[Figure record listings]
******

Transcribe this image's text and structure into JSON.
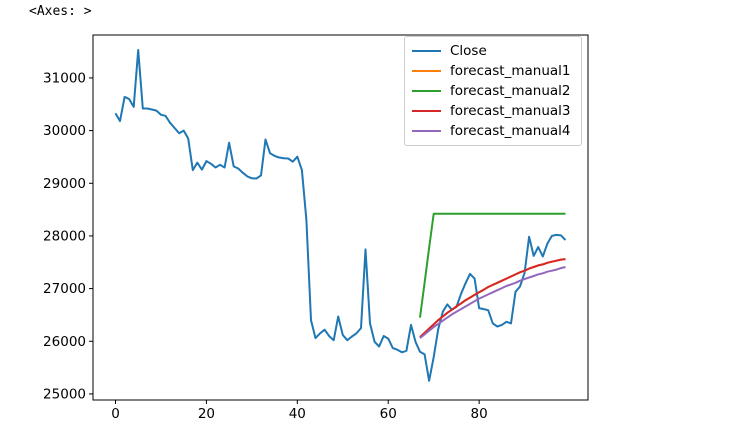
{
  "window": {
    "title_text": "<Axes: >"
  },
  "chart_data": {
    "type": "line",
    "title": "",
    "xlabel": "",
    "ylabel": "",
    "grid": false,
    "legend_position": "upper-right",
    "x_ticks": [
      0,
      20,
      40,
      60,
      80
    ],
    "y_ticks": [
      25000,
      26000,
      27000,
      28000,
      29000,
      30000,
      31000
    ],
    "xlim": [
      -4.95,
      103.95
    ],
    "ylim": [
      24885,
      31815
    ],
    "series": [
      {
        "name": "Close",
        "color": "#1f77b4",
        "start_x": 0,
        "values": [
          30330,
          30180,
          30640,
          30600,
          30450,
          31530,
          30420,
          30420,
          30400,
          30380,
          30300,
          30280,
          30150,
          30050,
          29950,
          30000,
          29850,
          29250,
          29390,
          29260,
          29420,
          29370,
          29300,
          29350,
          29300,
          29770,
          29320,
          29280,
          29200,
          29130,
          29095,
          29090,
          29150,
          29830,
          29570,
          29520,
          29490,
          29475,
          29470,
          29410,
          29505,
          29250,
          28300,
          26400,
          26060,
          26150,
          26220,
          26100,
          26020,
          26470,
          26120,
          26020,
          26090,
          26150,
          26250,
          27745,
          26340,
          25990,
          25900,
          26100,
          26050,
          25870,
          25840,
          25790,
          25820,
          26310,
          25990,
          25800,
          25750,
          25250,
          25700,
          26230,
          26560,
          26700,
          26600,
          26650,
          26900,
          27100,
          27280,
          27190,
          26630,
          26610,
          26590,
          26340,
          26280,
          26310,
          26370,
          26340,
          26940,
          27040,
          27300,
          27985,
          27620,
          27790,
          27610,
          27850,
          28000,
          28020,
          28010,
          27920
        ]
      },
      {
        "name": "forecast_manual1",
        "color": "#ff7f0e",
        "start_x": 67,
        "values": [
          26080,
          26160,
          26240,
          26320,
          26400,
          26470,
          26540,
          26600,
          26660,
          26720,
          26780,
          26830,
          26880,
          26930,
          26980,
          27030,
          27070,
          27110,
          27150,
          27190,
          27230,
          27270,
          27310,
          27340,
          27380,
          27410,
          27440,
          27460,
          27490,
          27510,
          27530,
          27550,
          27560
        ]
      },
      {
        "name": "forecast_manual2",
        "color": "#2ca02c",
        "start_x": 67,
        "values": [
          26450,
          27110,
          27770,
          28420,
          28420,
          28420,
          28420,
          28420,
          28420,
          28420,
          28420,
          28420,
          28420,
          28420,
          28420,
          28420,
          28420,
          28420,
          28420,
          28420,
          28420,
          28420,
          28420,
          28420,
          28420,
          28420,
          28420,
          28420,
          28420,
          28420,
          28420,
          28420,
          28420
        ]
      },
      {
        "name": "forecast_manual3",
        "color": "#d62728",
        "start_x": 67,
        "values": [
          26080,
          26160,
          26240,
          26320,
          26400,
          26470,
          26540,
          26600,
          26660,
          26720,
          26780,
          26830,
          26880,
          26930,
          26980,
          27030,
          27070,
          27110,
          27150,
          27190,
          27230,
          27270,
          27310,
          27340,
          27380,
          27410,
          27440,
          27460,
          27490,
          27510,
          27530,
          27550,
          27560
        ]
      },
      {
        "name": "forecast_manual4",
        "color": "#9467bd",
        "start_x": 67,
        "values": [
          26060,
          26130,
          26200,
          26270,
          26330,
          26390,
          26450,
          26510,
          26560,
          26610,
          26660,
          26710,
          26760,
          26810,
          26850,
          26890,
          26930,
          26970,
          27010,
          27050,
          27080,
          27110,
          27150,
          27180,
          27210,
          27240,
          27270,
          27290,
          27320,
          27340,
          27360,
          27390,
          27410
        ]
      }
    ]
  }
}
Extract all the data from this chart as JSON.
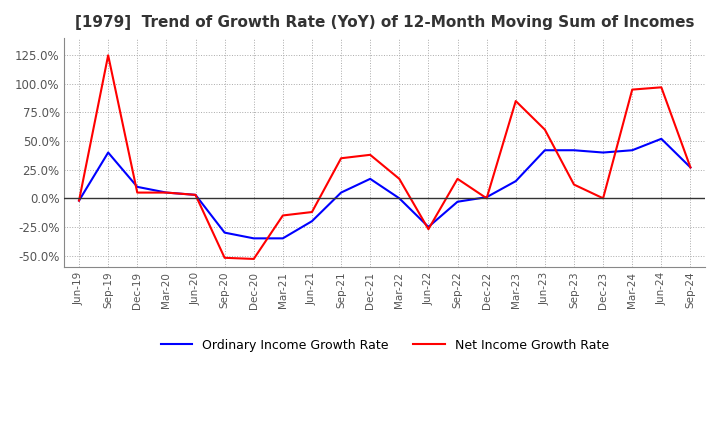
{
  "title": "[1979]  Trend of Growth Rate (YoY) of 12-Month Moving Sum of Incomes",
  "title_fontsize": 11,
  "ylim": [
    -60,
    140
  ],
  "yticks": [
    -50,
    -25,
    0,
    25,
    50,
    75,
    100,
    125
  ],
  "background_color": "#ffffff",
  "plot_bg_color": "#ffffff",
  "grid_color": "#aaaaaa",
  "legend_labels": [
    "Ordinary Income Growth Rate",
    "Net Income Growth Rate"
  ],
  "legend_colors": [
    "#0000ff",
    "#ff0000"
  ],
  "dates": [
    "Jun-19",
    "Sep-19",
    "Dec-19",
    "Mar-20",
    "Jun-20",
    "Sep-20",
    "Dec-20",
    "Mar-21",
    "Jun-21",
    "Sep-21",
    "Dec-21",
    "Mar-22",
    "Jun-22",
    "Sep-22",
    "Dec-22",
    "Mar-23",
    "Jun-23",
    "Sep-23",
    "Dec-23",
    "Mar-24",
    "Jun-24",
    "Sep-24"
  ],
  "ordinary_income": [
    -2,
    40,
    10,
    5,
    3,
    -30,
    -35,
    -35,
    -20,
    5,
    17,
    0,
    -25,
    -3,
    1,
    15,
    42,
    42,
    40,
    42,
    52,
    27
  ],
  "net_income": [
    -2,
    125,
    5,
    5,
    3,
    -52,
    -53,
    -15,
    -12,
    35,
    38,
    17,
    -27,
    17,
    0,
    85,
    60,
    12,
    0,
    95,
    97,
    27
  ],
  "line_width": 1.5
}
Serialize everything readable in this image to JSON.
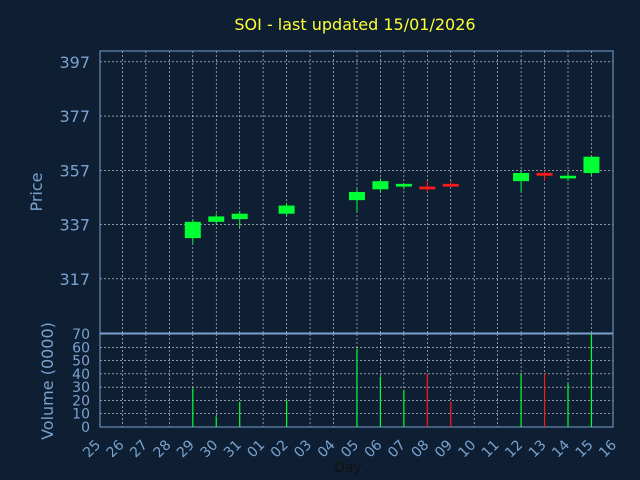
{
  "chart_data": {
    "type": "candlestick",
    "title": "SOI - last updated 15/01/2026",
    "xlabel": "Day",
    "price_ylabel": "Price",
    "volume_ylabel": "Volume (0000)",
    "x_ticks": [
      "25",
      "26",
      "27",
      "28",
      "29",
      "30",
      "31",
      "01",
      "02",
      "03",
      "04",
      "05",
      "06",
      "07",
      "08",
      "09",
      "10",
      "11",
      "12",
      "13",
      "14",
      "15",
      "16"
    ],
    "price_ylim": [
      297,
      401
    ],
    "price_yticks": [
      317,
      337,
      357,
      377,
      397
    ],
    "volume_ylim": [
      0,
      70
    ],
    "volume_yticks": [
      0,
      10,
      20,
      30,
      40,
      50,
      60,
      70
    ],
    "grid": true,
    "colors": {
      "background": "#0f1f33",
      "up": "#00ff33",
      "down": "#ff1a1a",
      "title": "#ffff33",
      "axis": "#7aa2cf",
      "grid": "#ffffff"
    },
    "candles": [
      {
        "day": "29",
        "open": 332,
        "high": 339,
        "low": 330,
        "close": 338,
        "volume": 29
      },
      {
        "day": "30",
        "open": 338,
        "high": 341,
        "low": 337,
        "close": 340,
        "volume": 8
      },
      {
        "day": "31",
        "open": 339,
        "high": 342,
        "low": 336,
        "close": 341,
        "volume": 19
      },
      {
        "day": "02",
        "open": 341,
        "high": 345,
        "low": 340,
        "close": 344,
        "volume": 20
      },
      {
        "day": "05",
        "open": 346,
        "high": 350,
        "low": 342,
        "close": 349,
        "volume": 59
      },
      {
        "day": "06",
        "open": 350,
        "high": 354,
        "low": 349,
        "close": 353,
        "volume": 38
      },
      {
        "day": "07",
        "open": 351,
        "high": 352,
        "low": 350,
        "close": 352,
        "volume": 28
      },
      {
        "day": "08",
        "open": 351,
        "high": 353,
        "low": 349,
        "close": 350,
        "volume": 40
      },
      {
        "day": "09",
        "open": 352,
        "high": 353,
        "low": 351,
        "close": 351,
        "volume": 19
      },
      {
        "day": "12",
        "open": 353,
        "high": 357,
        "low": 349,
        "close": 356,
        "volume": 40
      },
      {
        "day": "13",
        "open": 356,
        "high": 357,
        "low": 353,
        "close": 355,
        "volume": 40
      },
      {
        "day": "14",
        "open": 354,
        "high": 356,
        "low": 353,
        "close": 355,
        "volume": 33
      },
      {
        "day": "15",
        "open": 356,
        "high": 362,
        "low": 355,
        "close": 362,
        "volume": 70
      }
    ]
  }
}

******

> **OBJECTIVE**
Read through the data and copy every line where "JSON" shows up.

> **WRITTEN RESPONSE**
Transcribe this image's text and structure into JSON.
Extract all the data from this chart as JSON.
Serialize everything readable in this image to JSON.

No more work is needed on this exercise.